Written instruction = Starting with the line that contains "Read out every word on this page.", set down each line through the end of the entries below, exactly and with nothing added.

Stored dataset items
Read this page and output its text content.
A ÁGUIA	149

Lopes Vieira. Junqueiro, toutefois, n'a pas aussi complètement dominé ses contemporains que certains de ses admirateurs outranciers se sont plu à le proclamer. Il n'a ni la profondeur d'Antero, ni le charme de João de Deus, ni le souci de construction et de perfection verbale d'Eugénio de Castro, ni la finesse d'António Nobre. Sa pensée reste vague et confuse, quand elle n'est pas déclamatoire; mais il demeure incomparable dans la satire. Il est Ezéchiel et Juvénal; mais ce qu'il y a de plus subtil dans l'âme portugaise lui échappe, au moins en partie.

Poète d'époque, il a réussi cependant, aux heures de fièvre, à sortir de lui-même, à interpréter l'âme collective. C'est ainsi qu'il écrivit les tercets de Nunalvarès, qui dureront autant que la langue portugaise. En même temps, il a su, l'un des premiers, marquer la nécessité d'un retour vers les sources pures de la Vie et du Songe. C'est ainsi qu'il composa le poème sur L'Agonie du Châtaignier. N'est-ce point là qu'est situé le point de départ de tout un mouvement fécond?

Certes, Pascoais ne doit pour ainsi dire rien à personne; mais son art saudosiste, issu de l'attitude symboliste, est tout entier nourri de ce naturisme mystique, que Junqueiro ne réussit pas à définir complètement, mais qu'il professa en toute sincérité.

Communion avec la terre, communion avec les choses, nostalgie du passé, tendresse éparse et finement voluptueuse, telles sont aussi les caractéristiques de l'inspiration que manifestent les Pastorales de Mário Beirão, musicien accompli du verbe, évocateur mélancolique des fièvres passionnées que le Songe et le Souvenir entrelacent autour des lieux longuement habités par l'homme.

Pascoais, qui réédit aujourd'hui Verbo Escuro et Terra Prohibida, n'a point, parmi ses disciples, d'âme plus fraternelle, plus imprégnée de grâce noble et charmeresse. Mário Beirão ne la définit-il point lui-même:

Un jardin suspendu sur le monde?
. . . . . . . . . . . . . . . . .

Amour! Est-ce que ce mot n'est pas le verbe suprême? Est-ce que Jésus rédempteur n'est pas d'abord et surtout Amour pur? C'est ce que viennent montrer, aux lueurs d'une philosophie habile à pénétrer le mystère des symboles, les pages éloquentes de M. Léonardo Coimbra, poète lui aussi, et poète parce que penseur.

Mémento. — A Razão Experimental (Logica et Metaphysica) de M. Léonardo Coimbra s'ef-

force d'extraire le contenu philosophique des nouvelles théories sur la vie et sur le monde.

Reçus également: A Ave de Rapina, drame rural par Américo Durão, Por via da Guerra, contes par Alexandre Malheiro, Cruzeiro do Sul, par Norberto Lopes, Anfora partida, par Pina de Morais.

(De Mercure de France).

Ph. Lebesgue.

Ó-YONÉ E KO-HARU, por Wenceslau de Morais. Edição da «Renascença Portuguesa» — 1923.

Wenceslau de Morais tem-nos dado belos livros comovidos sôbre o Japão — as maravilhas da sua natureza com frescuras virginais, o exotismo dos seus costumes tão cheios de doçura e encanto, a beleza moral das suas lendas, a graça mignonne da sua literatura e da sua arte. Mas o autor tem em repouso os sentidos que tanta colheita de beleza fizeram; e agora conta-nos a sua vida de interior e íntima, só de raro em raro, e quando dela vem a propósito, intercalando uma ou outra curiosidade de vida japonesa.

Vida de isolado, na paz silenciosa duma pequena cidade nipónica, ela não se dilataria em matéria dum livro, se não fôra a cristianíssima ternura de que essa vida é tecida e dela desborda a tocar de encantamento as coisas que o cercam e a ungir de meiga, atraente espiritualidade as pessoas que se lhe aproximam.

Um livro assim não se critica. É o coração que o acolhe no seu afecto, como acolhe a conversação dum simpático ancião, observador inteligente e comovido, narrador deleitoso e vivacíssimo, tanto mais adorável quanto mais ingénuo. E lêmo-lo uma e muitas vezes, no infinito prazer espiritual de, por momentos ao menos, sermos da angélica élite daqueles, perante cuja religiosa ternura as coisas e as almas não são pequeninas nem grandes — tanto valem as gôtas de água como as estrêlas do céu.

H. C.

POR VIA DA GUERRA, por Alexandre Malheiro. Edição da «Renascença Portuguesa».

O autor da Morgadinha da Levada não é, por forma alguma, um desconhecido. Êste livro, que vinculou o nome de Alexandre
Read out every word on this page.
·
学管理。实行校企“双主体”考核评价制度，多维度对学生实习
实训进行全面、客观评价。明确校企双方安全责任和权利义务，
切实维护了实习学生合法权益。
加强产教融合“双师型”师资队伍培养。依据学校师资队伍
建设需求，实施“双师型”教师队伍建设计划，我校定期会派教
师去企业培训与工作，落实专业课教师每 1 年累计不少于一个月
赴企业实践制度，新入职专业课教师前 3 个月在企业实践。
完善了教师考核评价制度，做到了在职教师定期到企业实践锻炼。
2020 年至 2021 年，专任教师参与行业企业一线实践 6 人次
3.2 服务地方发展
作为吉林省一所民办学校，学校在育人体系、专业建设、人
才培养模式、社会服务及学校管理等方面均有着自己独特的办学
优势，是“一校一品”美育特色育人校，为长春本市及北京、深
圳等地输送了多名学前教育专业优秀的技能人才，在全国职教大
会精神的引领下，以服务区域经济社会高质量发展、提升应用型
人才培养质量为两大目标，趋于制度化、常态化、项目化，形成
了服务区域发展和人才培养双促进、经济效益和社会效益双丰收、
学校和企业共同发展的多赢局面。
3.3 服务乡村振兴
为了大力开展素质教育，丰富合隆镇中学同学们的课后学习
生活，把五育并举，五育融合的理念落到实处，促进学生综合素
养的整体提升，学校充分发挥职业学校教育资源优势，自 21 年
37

Expected output =
Read out every word on this page.
·
学管理。实行校企“双主体”考核评价制度，多维度对学生实习
实训进行全面、客观评价。明确校企双方安全责任和权利义务，
切实维护了实习学生合法权益。
加强产教融合“双师型”师资队伍培养。依据学校师资队伍
建设需求，实施“双师型”教师队伍建设计划，我校定期会派教
师去企业培训与工作，落实专业课教师每 1 年累计不少于一个月
赴企业实践制度，新入职专业课教师前 3 个月在企业实践。
完善了教师考核评价制度，做到了在职教师定期到企业实践锻炼。
2020 年至 2021 年，专任教师参与行业企业一线实践 6 人次
3.2 服务地方发展
作为吉林省一所民办学校，学校在育人体系、专业建设、人
才培养模式、社会服务及学校管理等方面均有着自己独特的办学
优势，是“一校一品”美育特色育人校，为长春本市及北京、深
圳等地输送了多名学前教育专业优秀的技能人才，在全国职教大
会精神的引领下，以服务区域经济社会高质量发展、提升应用型
人才培养质量为两大目标，趋于制度化、常态化、项目化，形成
了服务区域发展和人才培养双促进、经济效益和社会效益双丰收、
学校和企业共同发展的多赢局面。
3.3 服务乡村振兴
为了大力开展素质教育，丰富合隆镇中学同学们的课后学习
生活，把五育并举，五育融合的理念落到实处，促进学生综合素
养的整体提升，学校充分发挥职业学校教育资源优势，自 21 年
37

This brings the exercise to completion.